Copy every entry precisely.
-- BEGIN The input --
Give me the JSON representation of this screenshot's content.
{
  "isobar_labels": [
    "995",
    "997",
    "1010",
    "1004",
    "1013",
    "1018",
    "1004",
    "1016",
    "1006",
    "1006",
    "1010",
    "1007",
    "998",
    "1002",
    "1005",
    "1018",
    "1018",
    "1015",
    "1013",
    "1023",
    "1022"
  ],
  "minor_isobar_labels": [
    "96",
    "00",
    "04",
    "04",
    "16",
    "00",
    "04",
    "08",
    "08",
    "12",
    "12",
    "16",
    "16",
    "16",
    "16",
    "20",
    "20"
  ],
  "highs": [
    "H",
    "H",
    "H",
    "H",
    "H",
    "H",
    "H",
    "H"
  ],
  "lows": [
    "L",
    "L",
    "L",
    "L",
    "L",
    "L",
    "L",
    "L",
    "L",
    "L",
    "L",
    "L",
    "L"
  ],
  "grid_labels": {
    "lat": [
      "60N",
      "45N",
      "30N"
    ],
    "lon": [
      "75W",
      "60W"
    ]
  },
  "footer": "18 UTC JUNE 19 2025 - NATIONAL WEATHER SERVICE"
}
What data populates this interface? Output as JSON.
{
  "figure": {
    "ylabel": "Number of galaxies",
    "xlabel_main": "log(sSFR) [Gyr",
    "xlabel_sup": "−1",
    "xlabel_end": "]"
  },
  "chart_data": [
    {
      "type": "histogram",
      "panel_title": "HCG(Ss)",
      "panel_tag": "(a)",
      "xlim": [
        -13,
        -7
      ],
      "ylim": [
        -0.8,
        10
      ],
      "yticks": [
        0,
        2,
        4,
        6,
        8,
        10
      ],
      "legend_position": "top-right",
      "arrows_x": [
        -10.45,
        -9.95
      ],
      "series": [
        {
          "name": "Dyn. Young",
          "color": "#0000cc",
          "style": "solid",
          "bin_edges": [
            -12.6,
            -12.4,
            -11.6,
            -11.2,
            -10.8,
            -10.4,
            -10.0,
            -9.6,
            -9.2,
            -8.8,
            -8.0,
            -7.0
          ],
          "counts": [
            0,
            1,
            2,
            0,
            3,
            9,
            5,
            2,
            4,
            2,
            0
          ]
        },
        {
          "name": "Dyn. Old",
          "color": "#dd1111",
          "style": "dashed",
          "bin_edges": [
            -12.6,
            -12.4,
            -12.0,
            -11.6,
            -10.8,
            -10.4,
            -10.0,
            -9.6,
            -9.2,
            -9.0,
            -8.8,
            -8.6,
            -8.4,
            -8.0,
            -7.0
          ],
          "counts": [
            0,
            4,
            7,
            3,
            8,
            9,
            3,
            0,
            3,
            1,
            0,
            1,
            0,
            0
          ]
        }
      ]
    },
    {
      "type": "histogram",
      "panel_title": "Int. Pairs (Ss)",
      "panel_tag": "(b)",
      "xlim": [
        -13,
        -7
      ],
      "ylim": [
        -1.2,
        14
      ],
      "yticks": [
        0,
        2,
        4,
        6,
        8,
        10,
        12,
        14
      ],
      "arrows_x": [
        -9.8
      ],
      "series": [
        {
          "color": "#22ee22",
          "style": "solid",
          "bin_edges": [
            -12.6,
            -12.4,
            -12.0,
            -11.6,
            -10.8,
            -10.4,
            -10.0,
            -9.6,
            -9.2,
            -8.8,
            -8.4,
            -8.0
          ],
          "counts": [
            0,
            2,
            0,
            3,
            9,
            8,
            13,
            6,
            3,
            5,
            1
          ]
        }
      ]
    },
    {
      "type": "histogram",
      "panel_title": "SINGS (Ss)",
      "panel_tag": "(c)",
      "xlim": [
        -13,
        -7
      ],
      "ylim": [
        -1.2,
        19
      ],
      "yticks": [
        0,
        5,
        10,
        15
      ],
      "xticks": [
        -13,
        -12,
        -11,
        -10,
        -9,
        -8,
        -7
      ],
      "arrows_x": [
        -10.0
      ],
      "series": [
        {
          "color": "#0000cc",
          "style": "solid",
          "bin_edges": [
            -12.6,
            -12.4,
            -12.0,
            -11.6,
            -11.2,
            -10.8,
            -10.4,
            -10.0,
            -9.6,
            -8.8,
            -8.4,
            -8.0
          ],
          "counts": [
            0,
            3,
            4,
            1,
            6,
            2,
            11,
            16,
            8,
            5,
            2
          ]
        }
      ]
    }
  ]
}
-- END The input --
» Result below:
Give me the JSON representation of this screenshot's content.
{
  "isobar_labels": [
    "995",
    "997",
    "1010",
    "1004",
    "1013",
    "1018",
    "1004",
    "1016",
    "1006",
    "1006",
    "1010",
    "1007",
    "998",
    "1002",
    "1005",
    "1018",
    "1018",
    "1015",
    "1013",
    "1023",
    "1022"
  ],
  "minor_isobar_labels": [
    "96",
    "00",
    "04",
    "04",
    "16",
    "00",
    "04",
    "08",
    "08",
    "12",
    "12",
    "16",
    "16",
    "16",
    "16",
    "20",
    "20"
  ],
  "highs": [
    "H",
    "H",
    "H",
    "H",
    "H",
    "H",
    "H",
    "H"
  ],
  "lows": [
    "L",
    "L",
    "L",
    "L",
    "L",
    "L",
    "L",
    "L",
    "L",
    "L",
    "L",
    "L",
    "L"
  ],
  "grid_labels": {
    "lat": [
      "60N",
      "45N",
      "30N"
    ],
    "lon": [
      "75W",
      "60W"
    ]
  },
  "footer": "18 UTC JUNE 19 2025 - NATIONAL WEATHER SERVICE"
}
What data populates this interface? Output as JSON.
{
  "figure": {
    "ylabel": "Number of galaxies",
    "xlabel_main": "log(sSFR) [Gyr",
    "xlabel_sup": "−1",
    "xlabel_end": "]"
  },
  "chart_data": [
    {
      "type": "histogram",
      "panel_title": "HCG(Ss)",
      "panel_tag": "(a)",
      "xlim": [
        -13,
        -7
      ],
      "ylim": [
        -0.8,
        10
      ],
      "yticks": [
        0,
        2,
        4,
        6,
        8,
        10
      ],
      "legend_position": "top-right",
      "arrows_x": [
        -10.45,
        -9.95
      ],
      "series": [
        {
          "name": "Dyn. Young",
          "color": "#0000cc",
          "style": "solid",
          "bin_edges": [
            -12.6,
            -12.4,
            -11.6,
            -11.2,
            -10.8,
            -10.4,
            -10.0,
            -9.6,
            -9.2,
            -8.8,
            -8.0,
            -7.0
          ],
          "counts": [
            0,
            1,
            2,
            0,
            3,
            9,
            5,
            2,
            4,
            2,
            0
          ]
        },
        {
          "name": "Dyn. Old",
          "color": "#dd1111",
          "style": "dashed",
          "bin_edges": [
            -12.6,
            -12.4,
            -12.0,
            -11.6,
            -10.8,
            -10.4,
            -10.0,
            -9.6,
            -9.2,
            -9.0,
            -8.8,
            -8.6,
            -8.4,
            -8.0,
            -7.0
          ],
          "counts": [
            0,
            4,
            7,
            3,
            8,
            9,
            3,
            0,
            3,
            1,
            0,
            1,
            0,
            0
          ]
        }
      ]
    },
    {
      "type": "histogram",
      "panel_title": "Int. Pairs (Ss)",
      "panel_tag": "(b)",
      "xlim": [
        -13,
        -7
      ],
      "ylim": [
        -1.2,
        14
      ],
      "yticks": [
        0,
        2,
        4,
        6,
        8,
        10,
        12,
        14
      ],
      "arrows_x": [
        -9.8
      ],
      "series": [
        {
          "color": "#22ee22",
          "style": "solid",
          "bin_edges": [
            -12.6,
            -12.4,
            -12.0,
            -11.6,
            -10.8,
            -10.4,
            -10.0,
            -9.6,
            -9.2,
            -8.8,
            -8.4,
            -8.0
          ],
          "counts": [
            0,
            2,
            0,
            3,
            9,
            8,
            13,
            6,
            3,
            5,
            1
          ]
        }
      ]
    },
    {
      "type": "histogram",
      "panel_title": "SINGS (Ss)",
      "panel_tag": "(c)",
      "xlim": [
        -13,
        -7
      ],
      "ylim": [
        -1.2,
        19
      ],
      "yticks": [
        0,
        5,
        10,
        15
      ],
      "xticks": [
        -13,
        -12,
        -11,
        -10,
        -9,
        -8,
        -7
      ],
      "arrows_x": [
        -10.0
      ],
      "series": [
        {
          "color": "#0000cc",
          "style": "solid",
          "bin_edges": [
            -12.6,
            -12.4,
            -12.0,
            -11.6,
            -11.2,
            -10.8,
            -10.4,
            -10.0,
            -9.6,
            -8.8,
            -8.4,
            -8.0
          ],
          "counts": [
            0,
            3,
            4,
            1,
            6,
            2,
            11,
            16,
            8,
            5,
            2
          ]
        }
      ]
    }
  ]
}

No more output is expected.